=== YOUR ASSIGNMENT ===
Word for word, restate the entries below, but exclude the images.

=== DATA FOR ANALYSIS ===
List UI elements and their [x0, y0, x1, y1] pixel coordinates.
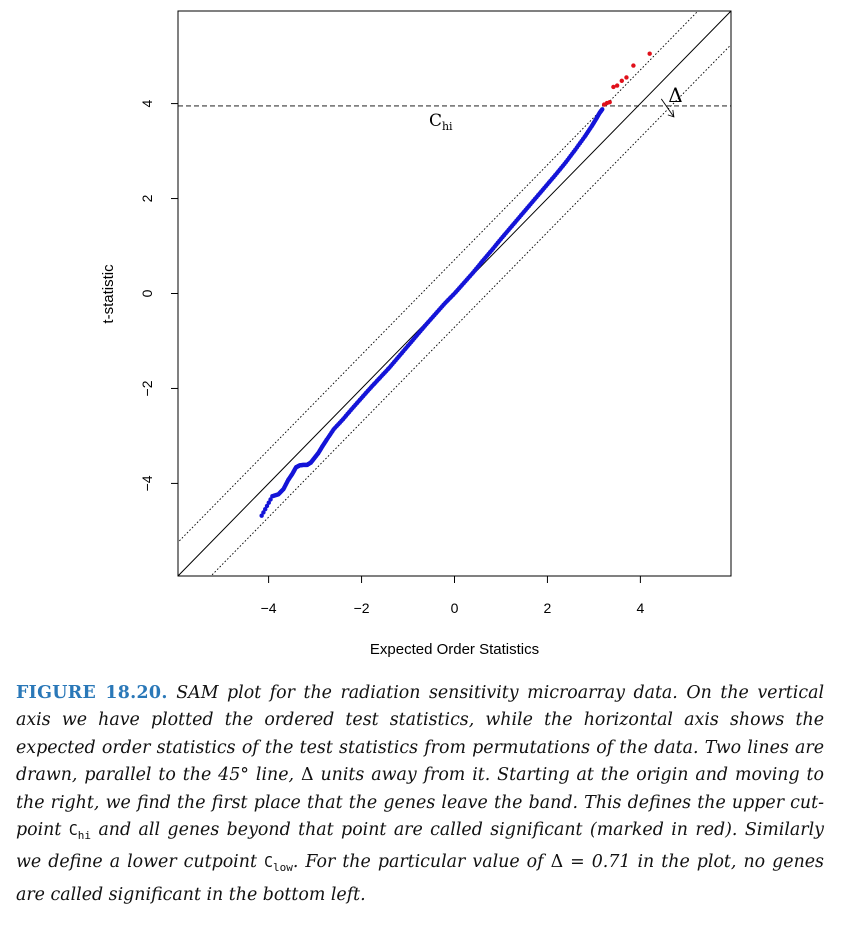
- x-tick-label: 2: [544, 600, 552, 616]
- gene-point-fill: [394, 356, 400, 361]
- gene-point-fill: [506, 227, 511, 232]
- x-tick-label: −4: [261, 600, 277, 616]
- c-hi-symbol: Chi: [68, 821, 92, 843]
- gene-point-fill: [263, 507, 268, 512]
- gene-point-fill: [534, 194, 539, 200]
- delta-symbol: Δ: [550, 852, 564, 873]
- gene-point-fill: [357, 397, 363, 402]
- y-tick-label: 0: [139, 289, 155, 297]
- delta-symbol: Δ: [300, 765, 314, 786]
- significant-point: [624, 75, 629, 80]
- y-axis-title: t-statistic: [100, 264, 117, 324]
- gene-point-fill: [348, 408, 353, 413]
- significant-point: [631, 63, 636, 68]
- x-tick-label: 0: [451, 600, 459, 616]
- y-tick-label: −2: [139, 380, 155, 396]
- gene-point-fill: [525, 205, 530, 211]
- gene-point-fill: [261, 510, 266, 515]
- gene-point-fill: [441, 302, 446, 307]
- gene-point-fill: [460, 282, 465, 287]
- gene-point-fill: [562, 161, 567, 167]
- gene-point-fill: [339, 418, 344, 424]
- gene-point-fill: [413, 334, 418, 339]
- y-tick-label: −4: [139, 475, 155, 491]
- lower-band-line: [210, 44, 731, 576]
- y-axis: −4 −2 0 2 4: [139, 99, 179, 491]
- y-tick-label: 4: [139, 99, 155, 107]
- caption-text-6: = 0.71 in the plot, no genes are called …: [16, 852, 824, 905]
- gene-point-fill: [580, 136, 586, 142]
- c-low-symbol: Clow: [263, 853, 293, 875]
- significant-point: [614, 83, 620, 88]
- gene-point-fill: [599, 107, 605, 113]
- delta-arrow: [660, 98, 675, 118]
- significant-point: [647, 51, 652, 56]
- delta-arrowhead: [667, 109, 675, 118]
- gene-point-fill: [385, 367, 391, 372]
- caption-text-2: line,: [249, 765, 301, 786]
- figure-label: FIGURE 18.20.: [16, 683, 168, 703]
- figure-caption: FIGURE 18.20. SAM plot for the radiation…: [16, 680, 824, 909]
- significant-point: [619, 78, 624, 83]
- caption-text-4: and all genes beyond that point are call…: [16, 820, 824, 873]
- gene-point-fill: [543, 183, 549, 189]
- gene-point-fill: [404, 345, 409, 350]
- significant-point: [611, 84, 616, 90]
- data-points: [259, 51, 652, 518]
- x-axis-title: Expected Order Statistics: [370, 641, 539, 658]
- sam-plot: −4 −2 0 2 4 −4 −2 0 2 4 Expected Order Statistic…: [100, 10, 732, 658]
- gene-point: [259, 513, 264, 518]
- delta-label: Δ: [668, 83, 682, 107]
- gene-point-fill: [264, 503, 270, 509]
- gene-point-fill: [552, 172, 558, 178]
- gene-point-fill: [266, 500, 271, 505]
- x-axis: −4 −2 0 2 4: [261, 575, 644, 616]
- gene-point-fill: [497, 238, 502, 243]
- x-tick-label: 4: [636, 600, 644, 616]
- gene-point-fill: [450, 292, 456, 298]
- x-tick-label: −2: [354, 600, 370, 616]
- gene-point-fill: [330, 428, 335, 434]
- caption-text-3: units away from it. Starting at the orig…: [16, 765, 824, 841]
- gene-point-fill: [571, 149, 576, 154]
- c-hi-label: Chi: [429, 111, 453, 133]
- gene-point-fill: [478, 260, 484, 266]
- y-tick-label: 2: [139, 194, 155, 202]
- gene-point-fill: [376, 376, 381, 382]
- gene-point-fill: [367, 387, 372, 392]
- gene-point-fill: [487, 249, 493, 255]
- degree-symbol: °: [240, 765, 249, 786]
- annotations: Chi Δ: [429, 83, 683, 133]
- gene-point-fill: [268, 497, 273, 502]
- gene-point-fill: [469, 272, 474, 277]
- significant-point: [607, 99, 612, 105]
- gene-point-fill: [432, 312, 437, 318]
- gene-point-fill: [515, 216, 521, 222]
- caption-text-5: . For the particular value of: [292, 852, 551, 873]
- gene-point-fill: [422, 323, 428, 328]
- caption-text-1: SAM plot for the radiation sensitivity m…: [16, 683, 825, 786]
- upper-band-line: [178, 11, 699, 543]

=== RESULT OF THIS TASK ===
List UI elements and their [x0, y0, x1, y1] pixel coordinates.
- x-tick-label: 2: [544, 600, 552, 616]
- gene-point-fill: [394, 356, 400, 361]
- gene-point-fill: [506, 227, 511, 232]
- x-tick-label: −4: [261, 600, 277, 616]
- c-hi-symbol: Chi: [68, 821, 92, 843]
- gene-point-fill: [263, 507, 268, 512]
- gene-point-fill: [534, 194, 539, 200]
- delta-symbol: Δ: [550, 852, 564, 873]
- gene-point-fill: [357, 397, 363, 402]
- y-tick-label: 0: [139, 289, 155, 297]
- delta-symbol: Δ: [300, 765, 314, 786]
- significant-point: [624, 75, 629, 80]
- y-axis-title: t-statistic: [100, 264, 117, 324]
- gene-point-fill: [348, 408, 353, 413]
- significant-point: [631, 63, 636, 68]
- x-tick-label: 0: [451, 600, 459, 616]
- y-tick-label: −2: [139, 380, 155, 396]
- gene-point-fill: [525, 205, 530, 211]
- gene-point-fill: [261, 510, 266, 515]
- gene-point-fill: [441, 302, 446, 307]
- gene-point-fill: [460, 282, 465, 287]
- gene-point-fill: [562, 161, 567, 167]
- gene-point-fill: [339, 418, 344, 424]
- gene-point-fill: [413, 334, 418, 339]
- y-tick-label: −4: [139, 475, 155, 491]
- lower-band-line: [210, 44, 731, 576]
- y-axis: −4 −2 0 2 4: [139, 99, 179, 491]
- y-tick-label: 4: [139, 99, 155, 107]
- caption-text-6: = 0.71 in the plot, no genes are called …: [16, 852, 824, 905]
- gene-point-fill: [580, 136, 586, 142]
- c-low-symbol: Clow: [263, 853, 293, 875]
- significant-point: [614, 83, 620, 88]
- gene-point-fill: [599, 107, 605, 113]
- delta-arrow: [660, 98, 675, 118]
- significant-point: [647, 51, 652, 56]
- delta-arrowhead: [667, 109, 675, 118]
- gene-point-fill: [385, 367, 391, 372]
- caption-text-2: line,: [249, 765, 301, 786]
- figure-label: FIGURE 18.20.: [16, 683, 168, 703]
- figure-caption: FIGURE 18.20. SAM plot for the radiation…: [16, 680, 824, 909]
- significant-point: [619, 78, 624, 83]
- caption-text-4: and all genes beyond that point are call…: [16, 820, 824, 873]
- gene-point-fill: [543, 183, 549, 189]
- gene-point-fill: [404, 345, 409, 350]
- significant-point: [611, 84, 616, 90]
- data-points: [259, 51, 652, 518]
- x-axis-title: Expected Order Statistics: [370, 641, 539, 658]
- sam-plot: −4 −2 0 2 4 −4 −2 0 2 4 Expected Order Statistic…: [100, 10, 732, 658]
- gene-point: [259, 513, 264, 518]
- delta-label: Δ: [668, 83, 682, 107]
- gene-point-fill: [264, 503, 270, 509]
- gene-point-fill: [552, 172, 558, 178]
- gene-point-fill: [266, 500, 271, 505]
- x-axis: −4 −2 0 2 4: [261, 575, 644, 616]
- gene-point-fill: [497, 238, 502, 243]
- x-tick-label: 4: [636, 600, 644, 616]
- gene-point-fill: [450, 292, 456, 298]
- x-tick-label: −2: [354, 600, 370, 616]
- gene-point-fill: [330, 428, 335, 434]
- caption-text-3: units away from it. Starting at the orig…: [16, 765, 824, 841]
- gene-point-fill: [571, 149, 576, 154]
- c-hi-label: Chi: [429, 111, 453, 133]
- gene-point-fill: [478, 260, 484, 266]
- y-tick-label: 2: [139, 194, 155, 202]
- gene-point-fill: [376, 376, 381, 382]
- gene-point-fill: [367, 387, 372, 392]
- gene-point-fill: [487, 249, 493, 255]
- degree-symbol: °: [240, 765, 249, 786]
- annotations: Chi Δ: [429, 83, 683, 133]
- gene-point-fill: [268, 497, 273, 502]
- gene-point-fill: [469, 272, 474, 277]
- significant-point: [607, 99, 612, 105]
- gene-point-fill: [432, 312, 437, 318]
- gene-point-fill: [515, 216, 521, 222]
- caption-text-5: . For the particular value of: [292, 852, 551, 873]
- gene-point-fill: [422, 323, 428, 328]
- caption-text-1: SAM plot for the radiation sensitivity m…: [16, 683, 825, 786]
- upper-band-line: [178, 11, 699, 543]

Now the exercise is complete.